Copy each line of the data below with the word "models".

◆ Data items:
● ● ● ●
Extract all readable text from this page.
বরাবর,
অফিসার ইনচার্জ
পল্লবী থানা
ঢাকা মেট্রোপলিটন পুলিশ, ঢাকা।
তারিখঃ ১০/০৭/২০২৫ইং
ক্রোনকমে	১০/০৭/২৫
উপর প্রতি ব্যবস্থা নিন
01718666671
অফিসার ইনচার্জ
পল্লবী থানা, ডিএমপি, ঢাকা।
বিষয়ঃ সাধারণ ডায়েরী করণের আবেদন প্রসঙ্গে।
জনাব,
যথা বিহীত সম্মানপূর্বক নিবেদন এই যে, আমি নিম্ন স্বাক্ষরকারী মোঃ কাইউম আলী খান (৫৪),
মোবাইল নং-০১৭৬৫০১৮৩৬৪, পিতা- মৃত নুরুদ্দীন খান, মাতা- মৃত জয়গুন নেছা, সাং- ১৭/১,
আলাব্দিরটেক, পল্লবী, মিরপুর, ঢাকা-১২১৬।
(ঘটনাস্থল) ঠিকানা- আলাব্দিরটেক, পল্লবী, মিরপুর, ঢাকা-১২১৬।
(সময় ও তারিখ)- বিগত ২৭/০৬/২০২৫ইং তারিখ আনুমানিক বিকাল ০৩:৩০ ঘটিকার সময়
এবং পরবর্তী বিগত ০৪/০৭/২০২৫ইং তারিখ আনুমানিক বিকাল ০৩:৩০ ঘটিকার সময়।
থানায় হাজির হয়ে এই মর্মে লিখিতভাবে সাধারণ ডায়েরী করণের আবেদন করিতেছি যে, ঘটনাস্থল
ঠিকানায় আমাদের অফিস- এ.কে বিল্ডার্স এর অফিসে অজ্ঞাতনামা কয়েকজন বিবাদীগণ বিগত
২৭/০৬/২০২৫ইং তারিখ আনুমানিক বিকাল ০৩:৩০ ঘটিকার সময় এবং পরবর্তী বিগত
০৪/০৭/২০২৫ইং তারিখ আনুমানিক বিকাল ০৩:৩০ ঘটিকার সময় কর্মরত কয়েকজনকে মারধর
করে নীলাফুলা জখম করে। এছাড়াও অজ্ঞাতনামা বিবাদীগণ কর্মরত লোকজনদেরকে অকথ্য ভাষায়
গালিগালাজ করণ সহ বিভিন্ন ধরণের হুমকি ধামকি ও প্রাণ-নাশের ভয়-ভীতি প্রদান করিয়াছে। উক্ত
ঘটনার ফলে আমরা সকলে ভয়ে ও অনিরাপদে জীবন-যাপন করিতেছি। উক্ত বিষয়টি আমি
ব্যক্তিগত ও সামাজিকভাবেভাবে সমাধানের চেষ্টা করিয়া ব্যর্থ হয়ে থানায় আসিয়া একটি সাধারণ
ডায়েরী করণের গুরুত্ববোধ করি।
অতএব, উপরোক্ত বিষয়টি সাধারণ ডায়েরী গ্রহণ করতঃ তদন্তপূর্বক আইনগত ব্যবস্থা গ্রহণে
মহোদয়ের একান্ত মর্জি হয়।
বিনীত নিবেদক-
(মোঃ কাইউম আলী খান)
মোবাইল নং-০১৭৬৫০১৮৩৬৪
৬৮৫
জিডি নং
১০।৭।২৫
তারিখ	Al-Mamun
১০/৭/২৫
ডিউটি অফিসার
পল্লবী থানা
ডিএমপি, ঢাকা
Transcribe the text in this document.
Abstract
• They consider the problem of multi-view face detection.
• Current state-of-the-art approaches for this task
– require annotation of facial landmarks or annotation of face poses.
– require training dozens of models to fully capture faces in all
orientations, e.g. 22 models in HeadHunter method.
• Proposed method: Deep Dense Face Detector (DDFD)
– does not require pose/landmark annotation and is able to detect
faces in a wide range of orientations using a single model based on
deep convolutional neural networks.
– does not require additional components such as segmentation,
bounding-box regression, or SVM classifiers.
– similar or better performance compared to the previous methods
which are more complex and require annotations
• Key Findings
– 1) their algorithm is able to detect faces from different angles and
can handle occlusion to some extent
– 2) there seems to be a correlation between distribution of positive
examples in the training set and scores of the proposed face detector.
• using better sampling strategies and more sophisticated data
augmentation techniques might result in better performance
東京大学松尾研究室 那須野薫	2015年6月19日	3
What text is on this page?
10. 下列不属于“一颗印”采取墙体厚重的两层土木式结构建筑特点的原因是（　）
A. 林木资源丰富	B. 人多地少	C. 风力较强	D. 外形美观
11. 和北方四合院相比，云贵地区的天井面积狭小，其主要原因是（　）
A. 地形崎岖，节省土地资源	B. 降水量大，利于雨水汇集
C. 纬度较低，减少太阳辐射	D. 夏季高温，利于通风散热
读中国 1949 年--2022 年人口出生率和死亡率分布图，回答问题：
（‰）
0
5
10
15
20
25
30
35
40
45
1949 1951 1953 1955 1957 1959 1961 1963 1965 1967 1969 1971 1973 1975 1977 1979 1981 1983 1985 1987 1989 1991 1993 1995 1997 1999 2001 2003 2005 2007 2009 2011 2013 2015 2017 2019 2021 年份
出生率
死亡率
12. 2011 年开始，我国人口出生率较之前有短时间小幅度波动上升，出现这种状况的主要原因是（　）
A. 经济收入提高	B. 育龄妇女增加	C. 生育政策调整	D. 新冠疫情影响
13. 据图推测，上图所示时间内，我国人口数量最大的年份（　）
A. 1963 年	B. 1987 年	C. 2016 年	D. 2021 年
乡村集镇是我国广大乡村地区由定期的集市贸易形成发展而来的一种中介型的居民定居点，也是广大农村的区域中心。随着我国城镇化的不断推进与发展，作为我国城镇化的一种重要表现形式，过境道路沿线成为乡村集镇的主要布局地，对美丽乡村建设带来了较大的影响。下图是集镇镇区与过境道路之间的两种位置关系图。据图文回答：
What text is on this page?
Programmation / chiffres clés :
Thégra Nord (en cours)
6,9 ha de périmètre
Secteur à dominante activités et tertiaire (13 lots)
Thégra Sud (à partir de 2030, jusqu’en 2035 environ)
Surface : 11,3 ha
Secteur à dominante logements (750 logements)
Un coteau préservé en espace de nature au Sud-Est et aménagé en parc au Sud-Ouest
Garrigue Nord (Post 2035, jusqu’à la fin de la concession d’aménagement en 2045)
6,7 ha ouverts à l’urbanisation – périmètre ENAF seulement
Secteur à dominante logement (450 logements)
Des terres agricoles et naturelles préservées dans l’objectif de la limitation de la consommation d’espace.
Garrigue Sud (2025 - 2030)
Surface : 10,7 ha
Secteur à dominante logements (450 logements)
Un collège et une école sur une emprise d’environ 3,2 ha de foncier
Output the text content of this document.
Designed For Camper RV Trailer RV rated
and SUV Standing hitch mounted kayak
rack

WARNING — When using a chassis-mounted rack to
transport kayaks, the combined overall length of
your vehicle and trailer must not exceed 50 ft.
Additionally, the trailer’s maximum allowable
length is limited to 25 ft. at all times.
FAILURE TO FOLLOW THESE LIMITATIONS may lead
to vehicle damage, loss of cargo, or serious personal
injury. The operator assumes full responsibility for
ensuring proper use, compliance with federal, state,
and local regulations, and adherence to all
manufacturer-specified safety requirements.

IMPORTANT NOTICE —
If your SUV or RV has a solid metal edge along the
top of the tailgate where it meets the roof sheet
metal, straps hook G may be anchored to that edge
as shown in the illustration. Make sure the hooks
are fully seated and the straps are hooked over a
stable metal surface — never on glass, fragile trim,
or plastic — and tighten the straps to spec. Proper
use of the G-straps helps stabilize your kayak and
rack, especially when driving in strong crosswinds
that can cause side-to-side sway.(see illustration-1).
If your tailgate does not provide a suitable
● ● ● ●
◆ TASK OUTPUT:
– require training dozens of models to fully capture faces in all
orientations, e.g. 22 models in HeadHunter method.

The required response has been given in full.